- Problem to solve -
Tally every line of the listing where the string "What" is found, and state the total alone.

[Dataset items]
-----
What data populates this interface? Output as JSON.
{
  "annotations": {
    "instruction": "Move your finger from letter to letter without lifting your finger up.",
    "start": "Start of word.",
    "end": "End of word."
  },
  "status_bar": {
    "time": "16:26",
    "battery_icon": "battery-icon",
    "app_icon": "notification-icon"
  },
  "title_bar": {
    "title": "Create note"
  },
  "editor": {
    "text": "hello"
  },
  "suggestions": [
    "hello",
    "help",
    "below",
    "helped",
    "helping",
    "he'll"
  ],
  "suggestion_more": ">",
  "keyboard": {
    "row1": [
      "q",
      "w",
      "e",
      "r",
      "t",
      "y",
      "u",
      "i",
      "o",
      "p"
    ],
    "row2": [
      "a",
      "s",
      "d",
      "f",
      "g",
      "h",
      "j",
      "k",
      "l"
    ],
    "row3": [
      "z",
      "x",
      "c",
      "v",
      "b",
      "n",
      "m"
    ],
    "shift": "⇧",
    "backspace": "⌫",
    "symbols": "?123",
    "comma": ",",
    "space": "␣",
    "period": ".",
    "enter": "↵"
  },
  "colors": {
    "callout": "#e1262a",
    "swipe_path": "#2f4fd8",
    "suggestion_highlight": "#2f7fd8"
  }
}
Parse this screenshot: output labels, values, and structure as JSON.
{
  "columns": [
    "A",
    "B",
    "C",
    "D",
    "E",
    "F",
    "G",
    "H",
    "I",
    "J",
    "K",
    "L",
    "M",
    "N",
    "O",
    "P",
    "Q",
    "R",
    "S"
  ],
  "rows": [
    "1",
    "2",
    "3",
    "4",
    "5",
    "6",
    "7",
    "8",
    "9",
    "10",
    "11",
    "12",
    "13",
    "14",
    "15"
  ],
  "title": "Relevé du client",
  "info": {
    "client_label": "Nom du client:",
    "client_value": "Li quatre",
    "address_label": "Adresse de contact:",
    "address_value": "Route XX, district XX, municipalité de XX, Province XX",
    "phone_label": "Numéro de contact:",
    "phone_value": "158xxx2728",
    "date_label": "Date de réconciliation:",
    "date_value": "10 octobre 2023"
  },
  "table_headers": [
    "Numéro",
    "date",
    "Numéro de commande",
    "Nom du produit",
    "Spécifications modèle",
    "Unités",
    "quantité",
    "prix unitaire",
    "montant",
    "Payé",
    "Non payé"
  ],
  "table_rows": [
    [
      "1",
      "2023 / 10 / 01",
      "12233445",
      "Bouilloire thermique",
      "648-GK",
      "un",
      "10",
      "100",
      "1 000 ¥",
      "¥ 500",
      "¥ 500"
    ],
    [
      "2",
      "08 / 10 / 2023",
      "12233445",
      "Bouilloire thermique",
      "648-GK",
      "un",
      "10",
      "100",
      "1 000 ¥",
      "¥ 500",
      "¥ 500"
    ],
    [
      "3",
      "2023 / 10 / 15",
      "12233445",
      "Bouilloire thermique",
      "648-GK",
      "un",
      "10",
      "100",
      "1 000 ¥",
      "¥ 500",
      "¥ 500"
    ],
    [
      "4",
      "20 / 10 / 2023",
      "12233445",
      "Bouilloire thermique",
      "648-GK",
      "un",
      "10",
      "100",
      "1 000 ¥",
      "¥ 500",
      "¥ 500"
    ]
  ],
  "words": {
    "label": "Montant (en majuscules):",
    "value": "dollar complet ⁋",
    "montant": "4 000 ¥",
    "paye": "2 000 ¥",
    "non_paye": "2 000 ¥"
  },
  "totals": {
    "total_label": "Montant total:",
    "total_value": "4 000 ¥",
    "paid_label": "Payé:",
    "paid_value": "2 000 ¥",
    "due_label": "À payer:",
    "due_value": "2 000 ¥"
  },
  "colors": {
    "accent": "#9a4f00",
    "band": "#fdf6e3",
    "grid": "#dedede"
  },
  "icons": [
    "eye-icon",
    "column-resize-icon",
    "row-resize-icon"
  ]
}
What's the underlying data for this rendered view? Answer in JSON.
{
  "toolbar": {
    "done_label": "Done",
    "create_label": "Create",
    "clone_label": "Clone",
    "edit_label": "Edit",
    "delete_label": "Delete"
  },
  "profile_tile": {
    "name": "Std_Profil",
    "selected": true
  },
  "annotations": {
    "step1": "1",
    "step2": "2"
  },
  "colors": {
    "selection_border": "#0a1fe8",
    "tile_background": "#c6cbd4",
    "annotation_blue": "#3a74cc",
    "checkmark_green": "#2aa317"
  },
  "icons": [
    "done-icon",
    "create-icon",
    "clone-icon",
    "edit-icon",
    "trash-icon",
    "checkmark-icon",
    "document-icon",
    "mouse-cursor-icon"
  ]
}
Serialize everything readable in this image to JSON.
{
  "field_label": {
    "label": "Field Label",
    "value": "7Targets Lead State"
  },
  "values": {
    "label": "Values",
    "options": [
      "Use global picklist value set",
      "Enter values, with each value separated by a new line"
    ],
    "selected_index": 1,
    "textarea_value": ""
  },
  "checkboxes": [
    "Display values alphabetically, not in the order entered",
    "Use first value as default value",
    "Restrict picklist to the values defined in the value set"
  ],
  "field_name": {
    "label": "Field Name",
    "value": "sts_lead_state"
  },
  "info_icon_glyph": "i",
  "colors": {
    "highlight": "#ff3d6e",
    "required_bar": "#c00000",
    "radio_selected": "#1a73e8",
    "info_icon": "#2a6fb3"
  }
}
-----
- Expected output -
2